# [Stated problem]
Without the pictures, copy all the entries below exactly.

───

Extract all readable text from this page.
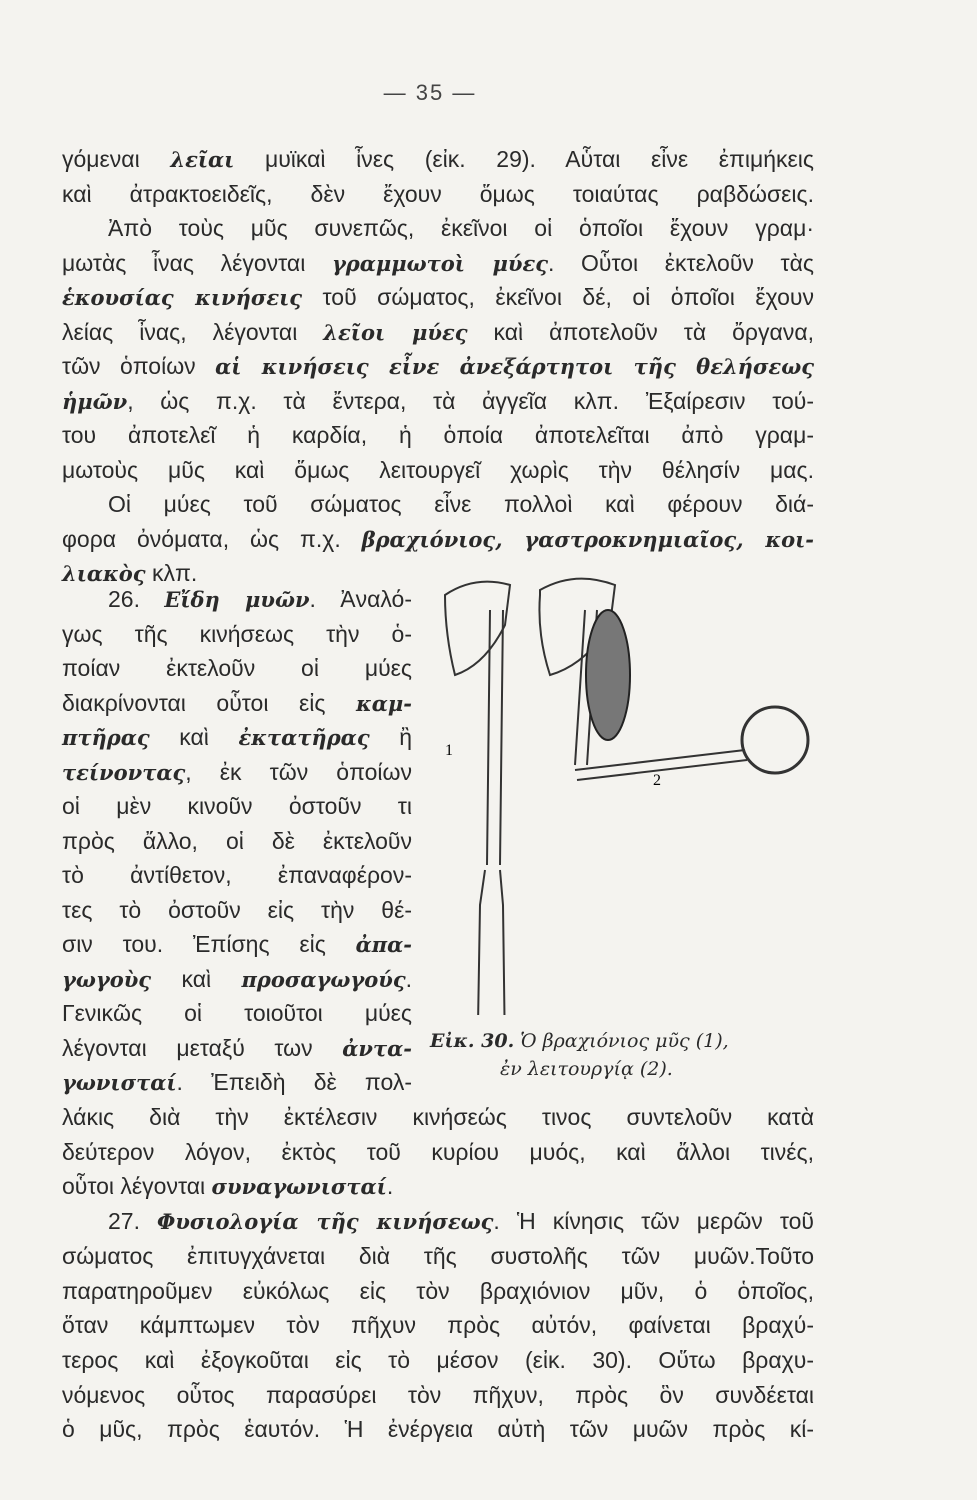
— 35 —
γόμεναι λεῖαι μυϊκαὶ ἶνες (εἰκ. 29). Αὗται εἶνε ἐπιμήκεις
καὶ ἀτρακτοειδεῖς, δὲν ἔχουν ὅμως τοιαύτας ραβδώσεις.
Ἀπὸ τοὺς μῦς συνεπῶς, ἐκεῖνοι οἱ ὁποῖοι ἔχουν γραμ·
μωτὰς ἶνας λέγονται γραμμωτοὶ μύες. Οὗτοι ἐκτελοῦν τὰς
ἑκουσίας κινήσεις τοῦ σώματος, ἐκεῖνοι δέ, οἱ ὁποῖοι ἔχουν
λείας ἶνας, λέγονται λεῖοι μύες καὶ ἀποτελοῦν τὰ ὄργανα,
τῶν ὁποίων αἱ κινήσεις εἶνε ἀνεξάρτητοι τῆς θελήσεως
ἡμῶν, ὡς π.χ. τὰ ἔντερα, τὰ ἀγγεῖα κλπ. Ἐξαίρεσιν τού-
του ἀποτελεῖ ἡ καρδία, ἡ ὁποία ἀποτελεῖται ἀπὸ γραμ-
μωτοὺς μῦς καὶ ὅμως λειτουργεῖ χωρὶς τὴν θέλησίν μας.
Οἱ μύες τοῦ σώματος εἶνε πολλοὶ καὶ φέρουν διά-
φορα ὀνόματα, ὡς π.χ. βραχιόνιος, γαστροκνημιαῖος, κοι-
λιακὸς κλπ.
26. Εἴδη μυῶν. Ἀναλό-
γως τῆς κινήσεως τὴν ὁ-
ποίαν ἐκτελοῦν οἱ μύες
διακρίνονται οὗτοι εἰς καμ-
πτῆρας καὶ ἐκτατῆρας ἢ
τείνοντας, ἐκ τῶν ὁποίων
οἱ μὲν κινοῦν ὀστοῦν τι
πρὸς ἄλλο, οἱ δὲ ἐκτελοῦν
τὸ ἀντίθετον, ἐπαναφέρον-
τες τὸ ὀστοῦν εἰς τὴν θέ-
σιν του. Ἐπίσης εἰς ἀπα-
γωγοὺς καὶ προσαγωγούς.
Γενικῶς οἱ τοιοῦτοι μύες
λέγονται μεταξύ των ἀντα-
γωνισταί. Ἐπειδὴ δὲ πολ-
λάκις διὰ τὴν ἐκτέλεσιν κινήσεώς τινος συντελοῦν κατὰ
δεύτερον λόγον, ἐκτὸς τοῦ κυρίου μυός, καὶ ἄλλοι τινές,
οὗτοι λέγονται συναγωνισταί.
27. Φυσιολογία τῆς κινήσεως. Ἡ κίνησις τῶν μερῶν τοῦ
σώματος ἐπιτυγχάνεται διὰ τῆς συστολῆς τῶν μυῶν.Τοῦτο
παρατηροῦμεν εὐκόλως εἰς τὸν βραχιόνιον μῦν, ὁ ὁποῖος,
ὅταν κάμπτωμεν τὸν πῆχυν πρὸς αὐτόν, φαίνεται βραχύ-
τερος καὶ ἐξογκοῦται εἰς τὸ μέσον (εἰκ. 30). Οὕτω βραχυ-
νόμενος οὗτος παρασύρει τὸν πῆχυν, πρὸς ὃν συνδέεται
ὁ μῦς, πρὸς ἑαυτόν. Ἡ ἐνέργεια αὐτὴ τῶν μυῶν πρὸς κί-
1
2
Εἰκ. 30. Ὁ βραχιόνιος μῦς (1),
ἐν λειτουργίᾳ (2).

───

# [Final answer]
Extract all readable text from this page.
— 35 —
γόμεναι λεῖαι μυϊκαὶ ἶνες (εἰκ. 29). Αὗται εἶνε ἐπιμήκεις
καὶ ἀτρακτοειδεῖς, δὲν ἔχουν ὅμως τοιαύτας ραβδώσεις.
Ἀπὸ τοὺς μῦς συνεπῶς, ἐκεῖνοι οἱ ὁποῖοι ἔχουν γραμ·
μωτὰς ἶνας λέγονται γραμμωτοὶ μύες. Οὗτοι ἐκτελοῦν τὰς
ἑκουσίας κινήσεις τοῦ σώματος, ἐκεῖνοι δέ, οἱ ὁποῖοι ἔχουν
λείας ἶνας, λέγονται λεῖοι μύες καὶ ἀποτελοῦν τὰ ὄργανα,
τῶν ὁποίων αἱ κινήσεις εἶνε ἀνεξάρτητοι τῆς θελήσεως
ἡμῶν, ὡς π.χ. τὰ ἔντερα, τὰ ἀγγεῖα κλπ. Ἐξαίρεσιν τού-
του ἀποτελεῖ ἡ καρδία, ἡ ὁποία ἀποτελεῖται ἀπὸ γραμ-
μωτοὺς μῦς καὶ ὅμως λειτουργεῖ χωρὶς τὴν θέλησίν μας.
Οἱ μύες τοῦ σώματος εἶνε πολλοὶ καὶ φέρουν διά-
φορα ὀνόματα, ὡς π.χ. βραχιόνιος, γαστροκνημιαῖος, κοι-
λιακὸς κλπ.
26. Εἴδη μυῶν. Ἀναλό-
γως τῆς κινήσεως τὴν ὁ-
ποίαν ἐκτελοῦν οἱ μύες
διακρίνονται οὗτοι εἰς καμ-
πτῆρας καὶ ἐκτατῆρας ἢ
τείνοντας, ἐκ τῶν ὁποίων
οἱ μὲν κινοῦν ὀστοῦν τι
πρὸς ἄλλο, οἱ δὲ ἐκτελοῦν
τὸ ἀντίθετον, ἐπαναφέρον-
τες τὸ ὀστοῦν εἰς τὴν θέ-
σιν του. Ἐπίσης εἰς ἀπα-
γωγοὺς καὶ προσαγωγούς.
Γενικῶς οἱ τοιοῦτοι μύες
λέγονται μεταξύ των ἀντα-
γωνισταί. Ἐπειδὴ δὲ πολ-
λάκις διὰ τὴν ἐκτέλεσιν κινήσεώς τινος συντελοῦν κατὰ
δεύτερον λόγον, ἐκτὸς τοῦ κυρίου μυός, καὶ ἄλλοι τινές,
οὗτοι λέγονται συναγωνισταί.
27. Φυσιολογία τῆς κινήσεως. Ἡ κίνησις τῶν μερῶν τοῦ
σώματος ἐπιτυγχάνεται διὰ τῆς συστολῆς τῶν μυῶν.Τοῦτο
παρατηροῦμεν εὐκόλως εἰς τὸν βραχιόνιον μῦν, ὁ ὁποῖος,
ὅταν κάμπτωμεν τὸν πῆχυν πρὸς αὐτόν, φαίνεται βραχύ-
τερος καὶ ἐξογκοῦται εἰς τὸ μέσον (εἰκ. 30). Οὕτω βραχυ-
νόμενος οὗτος παρασύρει τὸν πῆχυν, πρὸς ὃν συνδέεται
ὁ μῦς, πρὸς ἑαυτόν. Ἡ ἐνέργεια αὐτὴ τῶν μυῶν πρὸς κί-
1
2
Εἰκ. 30. Ὁ βραχιόνιος μῦς (1),
ἐν λειτουργίᾳ (2).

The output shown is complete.